Task objective: Filter these entries so that only lines with the word "техники" remain.

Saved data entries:
****

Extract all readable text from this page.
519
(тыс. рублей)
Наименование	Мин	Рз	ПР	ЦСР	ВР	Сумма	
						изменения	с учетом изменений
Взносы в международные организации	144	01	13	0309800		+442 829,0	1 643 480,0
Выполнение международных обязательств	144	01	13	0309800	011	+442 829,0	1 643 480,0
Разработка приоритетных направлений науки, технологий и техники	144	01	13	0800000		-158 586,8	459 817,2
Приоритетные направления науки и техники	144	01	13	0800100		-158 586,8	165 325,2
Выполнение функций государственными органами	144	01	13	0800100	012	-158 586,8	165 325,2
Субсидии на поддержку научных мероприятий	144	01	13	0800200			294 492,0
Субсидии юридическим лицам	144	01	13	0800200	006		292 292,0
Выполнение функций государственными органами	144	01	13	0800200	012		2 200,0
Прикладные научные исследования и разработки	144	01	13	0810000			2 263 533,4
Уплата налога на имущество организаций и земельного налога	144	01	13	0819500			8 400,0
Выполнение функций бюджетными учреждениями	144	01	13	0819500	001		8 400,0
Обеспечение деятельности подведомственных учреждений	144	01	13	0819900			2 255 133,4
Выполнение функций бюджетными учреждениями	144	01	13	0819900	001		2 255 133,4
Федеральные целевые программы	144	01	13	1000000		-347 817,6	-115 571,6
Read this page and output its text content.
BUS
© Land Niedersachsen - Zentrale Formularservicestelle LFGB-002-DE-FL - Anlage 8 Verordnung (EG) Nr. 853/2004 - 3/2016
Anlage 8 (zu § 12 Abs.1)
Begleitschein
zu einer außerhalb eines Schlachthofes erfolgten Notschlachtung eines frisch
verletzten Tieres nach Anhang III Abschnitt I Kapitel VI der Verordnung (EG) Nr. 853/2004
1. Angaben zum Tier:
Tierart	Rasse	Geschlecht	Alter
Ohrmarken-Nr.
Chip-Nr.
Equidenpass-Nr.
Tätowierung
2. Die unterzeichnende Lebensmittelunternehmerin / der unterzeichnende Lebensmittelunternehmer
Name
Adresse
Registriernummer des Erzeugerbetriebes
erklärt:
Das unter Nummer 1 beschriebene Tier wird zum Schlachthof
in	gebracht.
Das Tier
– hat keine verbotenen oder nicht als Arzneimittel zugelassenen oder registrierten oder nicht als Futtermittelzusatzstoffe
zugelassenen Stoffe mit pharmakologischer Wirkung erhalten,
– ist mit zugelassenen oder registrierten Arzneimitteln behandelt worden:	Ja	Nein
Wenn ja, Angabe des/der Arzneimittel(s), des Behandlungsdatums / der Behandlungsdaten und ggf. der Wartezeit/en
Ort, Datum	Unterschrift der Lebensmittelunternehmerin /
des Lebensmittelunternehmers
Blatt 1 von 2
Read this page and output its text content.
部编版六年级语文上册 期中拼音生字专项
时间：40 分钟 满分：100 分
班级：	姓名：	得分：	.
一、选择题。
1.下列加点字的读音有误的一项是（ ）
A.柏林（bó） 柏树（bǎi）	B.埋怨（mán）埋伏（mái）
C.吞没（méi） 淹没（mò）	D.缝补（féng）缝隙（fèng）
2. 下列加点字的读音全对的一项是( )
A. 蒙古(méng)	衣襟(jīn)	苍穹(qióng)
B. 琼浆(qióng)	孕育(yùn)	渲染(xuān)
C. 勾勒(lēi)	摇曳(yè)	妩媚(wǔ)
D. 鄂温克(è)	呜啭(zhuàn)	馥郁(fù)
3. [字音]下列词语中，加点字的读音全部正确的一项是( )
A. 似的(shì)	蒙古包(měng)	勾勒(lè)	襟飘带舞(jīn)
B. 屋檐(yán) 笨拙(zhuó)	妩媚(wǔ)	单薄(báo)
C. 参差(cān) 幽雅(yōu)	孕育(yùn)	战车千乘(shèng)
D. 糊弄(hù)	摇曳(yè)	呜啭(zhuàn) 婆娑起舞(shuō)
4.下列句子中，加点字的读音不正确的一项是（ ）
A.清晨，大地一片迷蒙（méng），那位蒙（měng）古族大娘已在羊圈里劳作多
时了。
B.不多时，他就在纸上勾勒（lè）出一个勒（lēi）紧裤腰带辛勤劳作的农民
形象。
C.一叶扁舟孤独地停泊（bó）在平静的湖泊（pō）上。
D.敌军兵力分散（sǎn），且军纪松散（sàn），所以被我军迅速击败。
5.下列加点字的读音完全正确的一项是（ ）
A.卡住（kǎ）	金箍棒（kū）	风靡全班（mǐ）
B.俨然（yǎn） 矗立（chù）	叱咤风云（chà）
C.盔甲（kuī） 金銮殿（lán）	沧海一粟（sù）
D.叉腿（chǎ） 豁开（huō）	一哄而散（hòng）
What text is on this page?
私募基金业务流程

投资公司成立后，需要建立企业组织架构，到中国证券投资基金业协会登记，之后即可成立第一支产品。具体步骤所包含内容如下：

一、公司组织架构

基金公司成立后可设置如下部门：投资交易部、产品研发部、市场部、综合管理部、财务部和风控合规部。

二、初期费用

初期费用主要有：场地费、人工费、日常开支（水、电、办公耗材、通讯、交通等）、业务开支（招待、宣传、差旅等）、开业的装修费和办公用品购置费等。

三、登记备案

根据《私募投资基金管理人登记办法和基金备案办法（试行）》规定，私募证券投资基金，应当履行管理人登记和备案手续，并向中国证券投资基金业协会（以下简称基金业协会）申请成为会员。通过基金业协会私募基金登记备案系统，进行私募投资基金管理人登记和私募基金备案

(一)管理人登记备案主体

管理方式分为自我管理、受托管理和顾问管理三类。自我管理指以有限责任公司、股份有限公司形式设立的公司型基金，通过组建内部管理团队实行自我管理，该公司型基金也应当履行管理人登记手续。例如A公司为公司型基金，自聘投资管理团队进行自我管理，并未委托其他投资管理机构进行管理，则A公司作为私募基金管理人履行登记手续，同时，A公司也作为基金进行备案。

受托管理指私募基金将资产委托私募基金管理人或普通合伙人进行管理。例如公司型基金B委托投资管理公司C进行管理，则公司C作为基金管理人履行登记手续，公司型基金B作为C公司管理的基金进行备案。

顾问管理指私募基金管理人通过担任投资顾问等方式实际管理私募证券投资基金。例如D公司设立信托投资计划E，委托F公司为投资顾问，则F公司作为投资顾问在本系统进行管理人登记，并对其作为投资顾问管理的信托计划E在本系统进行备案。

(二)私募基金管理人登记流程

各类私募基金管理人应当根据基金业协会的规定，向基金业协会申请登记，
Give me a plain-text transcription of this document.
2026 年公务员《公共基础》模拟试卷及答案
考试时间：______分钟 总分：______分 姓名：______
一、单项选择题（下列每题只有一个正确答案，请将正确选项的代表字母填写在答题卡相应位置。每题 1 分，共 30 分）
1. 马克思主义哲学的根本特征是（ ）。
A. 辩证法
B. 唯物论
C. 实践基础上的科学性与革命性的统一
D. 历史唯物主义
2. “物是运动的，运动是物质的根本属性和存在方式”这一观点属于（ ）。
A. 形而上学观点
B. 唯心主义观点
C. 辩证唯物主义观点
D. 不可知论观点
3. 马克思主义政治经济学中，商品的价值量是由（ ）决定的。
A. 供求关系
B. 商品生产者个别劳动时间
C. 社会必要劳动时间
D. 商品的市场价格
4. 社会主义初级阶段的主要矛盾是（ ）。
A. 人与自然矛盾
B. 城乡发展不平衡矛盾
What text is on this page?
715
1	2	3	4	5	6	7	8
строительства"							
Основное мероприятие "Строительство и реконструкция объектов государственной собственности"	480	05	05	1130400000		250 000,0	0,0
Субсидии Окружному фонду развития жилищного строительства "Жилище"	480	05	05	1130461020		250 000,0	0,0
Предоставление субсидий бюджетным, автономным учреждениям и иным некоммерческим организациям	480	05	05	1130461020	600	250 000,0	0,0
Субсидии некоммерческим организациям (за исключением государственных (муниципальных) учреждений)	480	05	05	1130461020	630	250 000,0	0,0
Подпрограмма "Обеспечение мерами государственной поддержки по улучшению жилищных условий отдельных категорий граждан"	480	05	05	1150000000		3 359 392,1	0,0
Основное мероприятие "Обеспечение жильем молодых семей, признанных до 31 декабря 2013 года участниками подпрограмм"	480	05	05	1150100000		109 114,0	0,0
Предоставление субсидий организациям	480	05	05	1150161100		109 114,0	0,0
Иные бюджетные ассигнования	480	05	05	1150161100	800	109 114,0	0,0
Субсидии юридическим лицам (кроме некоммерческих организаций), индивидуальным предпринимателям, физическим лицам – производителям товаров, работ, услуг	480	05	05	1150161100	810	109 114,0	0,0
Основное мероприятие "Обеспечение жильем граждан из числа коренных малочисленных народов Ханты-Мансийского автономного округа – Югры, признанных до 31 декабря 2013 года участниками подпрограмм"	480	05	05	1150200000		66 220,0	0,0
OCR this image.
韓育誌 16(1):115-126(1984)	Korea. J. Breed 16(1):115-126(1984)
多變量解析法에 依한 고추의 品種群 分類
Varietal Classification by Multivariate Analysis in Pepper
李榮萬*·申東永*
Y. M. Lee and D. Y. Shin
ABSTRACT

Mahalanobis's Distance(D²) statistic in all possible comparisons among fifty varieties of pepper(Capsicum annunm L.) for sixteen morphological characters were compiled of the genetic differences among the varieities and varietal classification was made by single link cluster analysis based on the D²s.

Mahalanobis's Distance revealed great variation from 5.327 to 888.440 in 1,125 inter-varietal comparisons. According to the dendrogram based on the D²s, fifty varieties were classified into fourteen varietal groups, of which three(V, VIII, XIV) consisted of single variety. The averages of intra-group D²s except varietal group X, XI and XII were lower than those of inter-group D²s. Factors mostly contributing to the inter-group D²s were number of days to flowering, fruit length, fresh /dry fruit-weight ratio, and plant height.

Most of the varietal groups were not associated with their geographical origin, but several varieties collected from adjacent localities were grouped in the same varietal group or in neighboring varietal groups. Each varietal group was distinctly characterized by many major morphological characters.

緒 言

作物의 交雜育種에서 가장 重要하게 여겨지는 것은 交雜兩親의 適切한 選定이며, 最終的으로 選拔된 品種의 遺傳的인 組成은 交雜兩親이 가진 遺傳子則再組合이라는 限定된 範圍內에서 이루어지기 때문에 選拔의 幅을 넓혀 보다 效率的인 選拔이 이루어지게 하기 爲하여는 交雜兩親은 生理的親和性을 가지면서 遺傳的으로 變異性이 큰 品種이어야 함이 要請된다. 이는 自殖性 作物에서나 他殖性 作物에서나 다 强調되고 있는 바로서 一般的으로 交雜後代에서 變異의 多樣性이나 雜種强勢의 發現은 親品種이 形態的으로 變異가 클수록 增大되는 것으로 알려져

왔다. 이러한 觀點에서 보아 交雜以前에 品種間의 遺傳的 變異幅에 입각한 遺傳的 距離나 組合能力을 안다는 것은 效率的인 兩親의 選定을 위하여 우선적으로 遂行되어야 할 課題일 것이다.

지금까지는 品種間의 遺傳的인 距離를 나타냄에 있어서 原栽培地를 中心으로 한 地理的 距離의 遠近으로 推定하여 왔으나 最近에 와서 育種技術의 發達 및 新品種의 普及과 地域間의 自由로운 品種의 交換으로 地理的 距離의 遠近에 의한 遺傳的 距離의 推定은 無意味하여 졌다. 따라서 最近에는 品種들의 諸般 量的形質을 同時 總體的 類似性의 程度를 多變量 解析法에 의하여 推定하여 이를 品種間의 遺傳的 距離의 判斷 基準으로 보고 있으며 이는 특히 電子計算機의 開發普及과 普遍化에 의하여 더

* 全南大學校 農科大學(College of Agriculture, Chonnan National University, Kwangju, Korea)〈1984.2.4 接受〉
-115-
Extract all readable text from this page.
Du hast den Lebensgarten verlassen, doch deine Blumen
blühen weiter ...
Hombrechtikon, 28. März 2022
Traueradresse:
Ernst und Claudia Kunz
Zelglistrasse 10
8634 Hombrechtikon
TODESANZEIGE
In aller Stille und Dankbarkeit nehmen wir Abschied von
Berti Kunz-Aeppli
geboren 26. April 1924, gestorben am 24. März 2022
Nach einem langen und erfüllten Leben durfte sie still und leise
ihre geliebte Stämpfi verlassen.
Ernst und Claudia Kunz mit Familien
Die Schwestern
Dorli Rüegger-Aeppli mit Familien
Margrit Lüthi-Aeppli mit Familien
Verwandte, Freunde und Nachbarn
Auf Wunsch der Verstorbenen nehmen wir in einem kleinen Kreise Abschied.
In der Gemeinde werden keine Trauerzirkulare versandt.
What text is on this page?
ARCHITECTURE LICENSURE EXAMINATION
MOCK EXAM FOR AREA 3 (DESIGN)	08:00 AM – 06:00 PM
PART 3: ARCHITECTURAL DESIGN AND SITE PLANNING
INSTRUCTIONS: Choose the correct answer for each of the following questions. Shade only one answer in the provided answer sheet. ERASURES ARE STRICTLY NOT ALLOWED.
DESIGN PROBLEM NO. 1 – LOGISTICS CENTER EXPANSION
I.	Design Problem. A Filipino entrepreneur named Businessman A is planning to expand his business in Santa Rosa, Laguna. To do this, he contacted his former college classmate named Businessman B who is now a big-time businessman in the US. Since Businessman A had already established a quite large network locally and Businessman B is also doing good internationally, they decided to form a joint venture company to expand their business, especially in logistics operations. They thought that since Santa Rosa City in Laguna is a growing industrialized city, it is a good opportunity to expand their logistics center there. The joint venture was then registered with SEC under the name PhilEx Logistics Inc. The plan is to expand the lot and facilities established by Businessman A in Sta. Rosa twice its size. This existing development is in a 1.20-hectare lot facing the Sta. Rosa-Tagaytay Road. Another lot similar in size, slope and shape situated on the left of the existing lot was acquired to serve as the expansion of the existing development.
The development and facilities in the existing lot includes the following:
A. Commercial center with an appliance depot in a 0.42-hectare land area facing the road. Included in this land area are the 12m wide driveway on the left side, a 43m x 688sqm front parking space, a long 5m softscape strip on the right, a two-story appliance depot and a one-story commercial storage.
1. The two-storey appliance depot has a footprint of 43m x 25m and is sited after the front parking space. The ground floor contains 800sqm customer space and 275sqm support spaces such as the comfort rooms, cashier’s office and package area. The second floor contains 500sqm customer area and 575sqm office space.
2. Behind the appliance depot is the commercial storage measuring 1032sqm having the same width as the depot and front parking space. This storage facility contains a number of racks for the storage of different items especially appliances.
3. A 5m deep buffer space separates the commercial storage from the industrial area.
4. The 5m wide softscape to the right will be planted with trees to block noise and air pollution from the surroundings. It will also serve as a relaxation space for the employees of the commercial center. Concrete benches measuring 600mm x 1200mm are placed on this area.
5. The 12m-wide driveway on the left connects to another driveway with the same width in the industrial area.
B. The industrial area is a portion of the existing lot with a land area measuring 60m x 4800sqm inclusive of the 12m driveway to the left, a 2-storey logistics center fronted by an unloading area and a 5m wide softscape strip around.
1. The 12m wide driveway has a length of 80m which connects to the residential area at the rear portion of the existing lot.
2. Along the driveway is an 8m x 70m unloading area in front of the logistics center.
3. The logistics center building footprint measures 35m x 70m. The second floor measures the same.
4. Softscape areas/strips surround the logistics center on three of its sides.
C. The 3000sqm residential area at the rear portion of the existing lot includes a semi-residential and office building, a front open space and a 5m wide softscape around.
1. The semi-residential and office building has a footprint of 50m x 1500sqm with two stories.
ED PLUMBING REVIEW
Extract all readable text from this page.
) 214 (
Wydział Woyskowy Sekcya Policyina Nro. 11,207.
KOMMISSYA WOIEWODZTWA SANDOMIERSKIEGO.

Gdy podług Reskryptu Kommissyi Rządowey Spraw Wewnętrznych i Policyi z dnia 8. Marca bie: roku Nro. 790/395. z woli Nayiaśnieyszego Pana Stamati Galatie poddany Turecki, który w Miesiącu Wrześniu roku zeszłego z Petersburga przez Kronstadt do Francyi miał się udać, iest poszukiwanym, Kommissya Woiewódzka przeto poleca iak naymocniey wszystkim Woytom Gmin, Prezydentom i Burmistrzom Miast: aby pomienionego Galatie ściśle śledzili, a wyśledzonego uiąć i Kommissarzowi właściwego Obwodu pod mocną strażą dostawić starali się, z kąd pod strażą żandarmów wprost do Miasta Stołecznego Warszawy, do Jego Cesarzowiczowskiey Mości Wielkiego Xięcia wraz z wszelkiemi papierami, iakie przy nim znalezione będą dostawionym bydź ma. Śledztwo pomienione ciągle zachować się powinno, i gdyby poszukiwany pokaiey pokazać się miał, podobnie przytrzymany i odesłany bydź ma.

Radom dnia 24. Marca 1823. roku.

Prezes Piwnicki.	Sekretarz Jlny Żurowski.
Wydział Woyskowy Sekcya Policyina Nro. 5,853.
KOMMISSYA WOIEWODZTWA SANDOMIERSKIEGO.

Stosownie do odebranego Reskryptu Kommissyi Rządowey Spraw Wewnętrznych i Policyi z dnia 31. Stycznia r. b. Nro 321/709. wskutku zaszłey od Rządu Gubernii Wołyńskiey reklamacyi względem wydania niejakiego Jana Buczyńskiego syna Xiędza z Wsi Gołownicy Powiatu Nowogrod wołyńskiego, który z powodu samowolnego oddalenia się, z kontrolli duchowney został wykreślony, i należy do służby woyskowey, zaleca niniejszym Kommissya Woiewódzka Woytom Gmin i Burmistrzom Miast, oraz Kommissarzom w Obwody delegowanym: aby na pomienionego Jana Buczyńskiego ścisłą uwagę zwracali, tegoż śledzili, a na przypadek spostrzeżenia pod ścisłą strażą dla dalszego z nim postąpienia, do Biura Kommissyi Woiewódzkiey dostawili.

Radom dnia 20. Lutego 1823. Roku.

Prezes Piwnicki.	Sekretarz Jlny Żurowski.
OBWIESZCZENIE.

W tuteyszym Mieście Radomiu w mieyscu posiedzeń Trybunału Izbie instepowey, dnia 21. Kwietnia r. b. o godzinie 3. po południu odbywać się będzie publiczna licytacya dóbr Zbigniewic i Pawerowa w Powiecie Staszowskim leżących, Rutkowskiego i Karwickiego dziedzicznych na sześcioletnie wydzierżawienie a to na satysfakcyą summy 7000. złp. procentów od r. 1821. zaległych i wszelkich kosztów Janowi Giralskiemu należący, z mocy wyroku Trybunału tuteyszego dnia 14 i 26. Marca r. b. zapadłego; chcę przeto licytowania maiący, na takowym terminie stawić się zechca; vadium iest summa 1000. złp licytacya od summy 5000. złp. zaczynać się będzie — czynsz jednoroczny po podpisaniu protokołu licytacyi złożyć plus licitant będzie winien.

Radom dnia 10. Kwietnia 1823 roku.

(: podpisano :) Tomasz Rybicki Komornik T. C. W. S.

****

Reply to the exercise:
Разработка приоритетных направлений науки, технологий и техники	144	01	13	0800000		-158 586,8	459 817,2
Приоритетные направления науки и техники	144	01	13	0800100		-158 586,8	165 325,2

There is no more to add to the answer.